STORED DATA:
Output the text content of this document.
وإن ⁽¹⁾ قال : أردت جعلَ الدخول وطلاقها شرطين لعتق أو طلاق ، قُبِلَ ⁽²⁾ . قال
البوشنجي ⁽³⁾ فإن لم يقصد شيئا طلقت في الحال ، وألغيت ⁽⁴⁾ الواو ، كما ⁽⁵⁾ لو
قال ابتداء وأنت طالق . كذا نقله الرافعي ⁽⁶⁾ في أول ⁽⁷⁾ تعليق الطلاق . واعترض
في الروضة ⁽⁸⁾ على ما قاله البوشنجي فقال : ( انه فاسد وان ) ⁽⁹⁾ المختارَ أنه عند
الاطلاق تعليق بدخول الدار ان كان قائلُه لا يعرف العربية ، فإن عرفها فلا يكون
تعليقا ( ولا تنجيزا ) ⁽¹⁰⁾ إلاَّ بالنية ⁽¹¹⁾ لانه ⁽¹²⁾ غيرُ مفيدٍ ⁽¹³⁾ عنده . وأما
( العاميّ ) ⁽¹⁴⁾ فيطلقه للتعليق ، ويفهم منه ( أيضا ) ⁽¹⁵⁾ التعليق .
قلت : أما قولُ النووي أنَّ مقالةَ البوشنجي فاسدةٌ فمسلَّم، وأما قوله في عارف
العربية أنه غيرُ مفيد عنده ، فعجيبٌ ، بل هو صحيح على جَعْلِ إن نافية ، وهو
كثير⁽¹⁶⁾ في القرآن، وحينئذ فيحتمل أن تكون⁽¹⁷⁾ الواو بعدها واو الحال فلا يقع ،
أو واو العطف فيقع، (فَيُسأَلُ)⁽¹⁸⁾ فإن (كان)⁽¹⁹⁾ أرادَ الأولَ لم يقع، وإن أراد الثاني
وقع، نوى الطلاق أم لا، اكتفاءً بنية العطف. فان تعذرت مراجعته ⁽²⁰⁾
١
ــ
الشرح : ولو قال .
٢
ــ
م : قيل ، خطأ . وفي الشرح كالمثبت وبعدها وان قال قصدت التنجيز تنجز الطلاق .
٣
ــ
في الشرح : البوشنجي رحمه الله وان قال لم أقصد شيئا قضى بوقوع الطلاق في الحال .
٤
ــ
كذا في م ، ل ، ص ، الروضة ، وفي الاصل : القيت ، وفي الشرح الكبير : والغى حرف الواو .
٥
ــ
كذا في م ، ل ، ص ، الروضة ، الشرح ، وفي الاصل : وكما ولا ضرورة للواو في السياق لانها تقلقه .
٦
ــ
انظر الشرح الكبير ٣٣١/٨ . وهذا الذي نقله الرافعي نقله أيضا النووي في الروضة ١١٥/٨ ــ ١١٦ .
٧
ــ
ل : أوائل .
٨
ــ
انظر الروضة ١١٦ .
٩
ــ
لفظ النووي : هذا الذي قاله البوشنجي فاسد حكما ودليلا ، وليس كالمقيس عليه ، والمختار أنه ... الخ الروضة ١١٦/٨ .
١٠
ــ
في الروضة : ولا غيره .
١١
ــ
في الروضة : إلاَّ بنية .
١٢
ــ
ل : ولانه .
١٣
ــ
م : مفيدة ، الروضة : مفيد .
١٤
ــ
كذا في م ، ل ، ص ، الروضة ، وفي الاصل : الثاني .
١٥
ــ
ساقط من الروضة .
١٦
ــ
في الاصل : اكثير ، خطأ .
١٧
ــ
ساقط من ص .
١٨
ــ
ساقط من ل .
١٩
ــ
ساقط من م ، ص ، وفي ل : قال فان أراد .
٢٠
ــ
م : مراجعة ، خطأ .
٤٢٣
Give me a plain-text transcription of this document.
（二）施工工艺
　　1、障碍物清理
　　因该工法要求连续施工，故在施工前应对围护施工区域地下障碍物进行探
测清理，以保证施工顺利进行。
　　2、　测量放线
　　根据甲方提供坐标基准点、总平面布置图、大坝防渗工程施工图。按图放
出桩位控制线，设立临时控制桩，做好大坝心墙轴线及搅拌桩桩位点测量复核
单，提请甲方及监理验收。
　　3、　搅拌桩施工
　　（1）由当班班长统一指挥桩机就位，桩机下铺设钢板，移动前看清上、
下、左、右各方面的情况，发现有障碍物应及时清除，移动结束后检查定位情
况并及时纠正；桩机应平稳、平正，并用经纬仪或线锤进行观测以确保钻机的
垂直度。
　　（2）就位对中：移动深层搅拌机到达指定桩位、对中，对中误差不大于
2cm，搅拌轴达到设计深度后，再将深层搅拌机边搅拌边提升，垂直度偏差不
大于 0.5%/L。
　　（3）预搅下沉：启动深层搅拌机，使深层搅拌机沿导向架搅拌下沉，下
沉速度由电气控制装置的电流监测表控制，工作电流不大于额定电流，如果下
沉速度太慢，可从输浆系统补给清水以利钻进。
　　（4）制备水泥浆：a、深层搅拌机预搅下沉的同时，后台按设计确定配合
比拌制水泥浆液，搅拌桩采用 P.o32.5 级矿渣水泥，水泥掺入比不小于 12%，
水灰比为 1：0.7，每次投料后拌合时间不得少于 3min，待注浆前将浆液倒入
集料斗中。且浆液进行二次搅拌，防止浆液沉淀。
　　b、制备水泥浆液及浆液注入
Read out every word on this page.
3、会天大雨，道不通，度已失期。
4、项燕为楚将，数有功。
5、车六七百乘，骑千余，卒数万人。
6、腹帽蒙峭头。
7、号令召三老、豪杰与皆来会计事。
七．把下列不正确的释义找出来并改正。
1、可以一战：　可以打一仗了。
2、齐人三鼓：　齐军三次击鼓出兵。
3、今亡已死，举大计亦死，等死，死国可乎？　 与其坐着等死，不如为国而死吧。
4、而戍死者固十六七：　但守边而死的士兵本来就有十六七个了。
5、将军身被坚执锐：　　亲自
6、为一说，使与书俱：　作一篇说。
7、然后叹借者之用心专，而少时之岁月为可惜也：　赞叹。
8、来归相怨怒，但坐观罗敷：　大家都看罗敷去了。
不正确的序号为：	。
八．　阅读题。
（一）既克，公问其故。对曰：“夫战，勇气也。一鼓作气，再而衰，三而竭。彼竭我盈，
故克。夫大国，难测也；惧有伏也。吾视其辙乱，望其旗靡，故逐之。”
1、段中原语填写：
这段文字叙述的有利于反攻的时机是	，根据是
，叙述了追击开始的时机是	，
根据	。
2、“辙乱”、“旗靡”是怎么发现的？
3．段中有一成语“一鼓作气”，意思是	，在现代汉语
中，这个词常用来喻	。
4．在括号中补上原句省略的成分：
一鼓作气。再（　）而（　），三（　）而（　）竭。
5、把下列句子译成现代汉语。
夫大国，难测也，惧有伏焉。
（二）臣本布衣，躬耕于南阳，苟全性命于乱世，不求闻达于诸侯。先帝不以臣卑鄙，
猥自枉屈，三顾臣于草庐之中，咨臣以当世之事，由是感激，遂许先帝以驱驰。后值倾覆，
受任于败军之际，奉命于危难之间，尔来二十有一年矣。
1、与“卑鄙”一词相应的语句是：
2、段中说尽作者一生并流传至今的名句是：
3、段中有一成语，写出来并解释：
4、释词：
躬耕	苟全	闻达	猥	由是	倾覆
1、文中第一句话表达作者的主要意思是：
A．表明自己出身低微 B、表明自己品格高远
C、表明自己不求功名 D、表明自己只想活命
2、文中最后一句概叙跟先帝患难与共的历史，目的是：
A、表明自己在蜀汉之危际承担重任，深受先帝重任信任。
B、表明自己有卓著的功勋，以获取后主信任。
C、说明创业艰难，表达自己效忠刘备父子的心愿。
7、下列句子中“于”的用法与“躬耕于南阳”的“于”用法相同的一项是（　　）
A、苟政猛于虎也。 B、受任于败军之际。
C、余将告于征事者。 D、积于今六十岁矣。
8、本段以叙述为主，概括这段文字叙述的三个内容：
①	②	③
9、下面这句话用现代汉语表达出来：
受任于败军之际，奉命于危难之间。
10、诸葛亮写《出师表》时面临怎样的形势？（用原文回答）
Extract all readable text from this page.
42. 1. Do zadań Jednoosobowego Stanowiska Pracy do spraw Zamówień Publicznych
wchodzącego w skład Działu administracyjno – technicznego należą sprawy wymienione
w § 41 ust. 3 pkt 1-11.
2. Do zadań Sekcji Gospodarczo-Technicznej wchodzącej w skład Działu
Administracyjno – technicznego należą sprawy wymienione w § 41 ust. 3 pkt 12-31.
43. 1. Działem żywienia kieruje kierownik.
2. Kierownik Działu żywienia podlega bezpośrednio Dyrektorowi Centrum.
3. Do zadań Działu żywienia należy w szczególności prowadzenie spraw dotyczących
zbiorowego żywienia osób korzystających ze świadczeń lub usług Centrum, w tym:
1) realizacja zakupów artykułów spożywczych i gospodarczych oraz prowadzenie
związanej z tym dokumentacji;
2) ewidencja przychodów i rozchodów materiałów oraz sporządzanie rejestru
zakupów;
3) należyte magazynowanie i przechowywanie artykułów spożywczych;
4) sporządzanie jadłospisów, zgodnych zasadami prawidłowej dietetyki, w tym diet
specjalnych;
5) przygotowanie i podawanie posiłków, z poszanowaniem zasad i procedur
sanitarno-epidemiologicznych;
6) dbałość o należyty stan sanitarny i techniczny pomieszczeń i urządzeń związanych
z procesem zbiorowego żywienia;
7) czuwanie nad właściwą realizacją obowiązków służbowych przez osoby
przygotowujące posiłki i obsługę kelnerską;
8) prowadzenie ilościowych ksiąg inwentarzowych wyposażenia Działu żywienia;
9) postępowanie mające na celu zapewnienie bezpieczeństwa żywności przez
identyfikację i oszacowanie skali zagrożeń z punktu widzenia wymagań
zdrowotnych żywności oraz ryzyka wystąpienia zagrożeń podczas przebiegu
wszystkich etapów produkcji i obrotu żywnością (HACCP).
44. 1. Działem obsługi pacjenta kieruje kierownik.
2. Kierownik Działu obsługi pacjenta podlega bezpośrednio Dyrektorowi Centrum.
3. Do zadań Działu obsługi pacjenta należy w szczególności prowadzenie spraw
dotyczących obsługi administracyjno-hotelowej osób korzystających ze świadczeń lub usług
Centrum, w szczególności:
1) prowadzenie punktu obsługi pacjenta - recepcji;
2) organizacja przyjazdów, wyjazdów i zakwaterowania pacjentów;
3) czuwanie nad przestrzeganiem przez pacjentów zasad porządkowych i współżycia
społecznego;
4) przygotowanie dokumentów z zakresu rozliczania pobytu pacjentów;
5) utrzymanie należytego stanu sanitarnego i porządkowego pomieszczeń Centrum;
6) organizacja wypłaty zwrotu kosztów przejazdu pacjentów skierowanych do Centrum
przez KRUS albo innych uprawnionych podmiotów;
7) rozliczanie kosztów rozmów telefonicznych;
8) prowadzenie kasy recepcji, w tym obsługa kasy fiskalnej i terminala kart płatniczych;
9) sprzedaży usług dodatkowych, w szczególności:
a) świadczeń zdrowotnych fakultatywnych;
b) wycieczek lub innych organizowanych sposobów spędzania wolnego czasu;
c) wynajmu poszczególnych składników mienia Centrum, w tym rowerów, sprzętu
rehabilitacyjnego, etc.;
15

STATED GOAL:
Using the records given above, list every line that includes the word "wymienione".

COMPLETE ANSWER:
wchodzącego w skład Działu administracyjno – technicznego należą sprawy wymienione
Administracyjno – technicznego należą sprawy wymienione w § 41 ust. 3 pkt 12-31.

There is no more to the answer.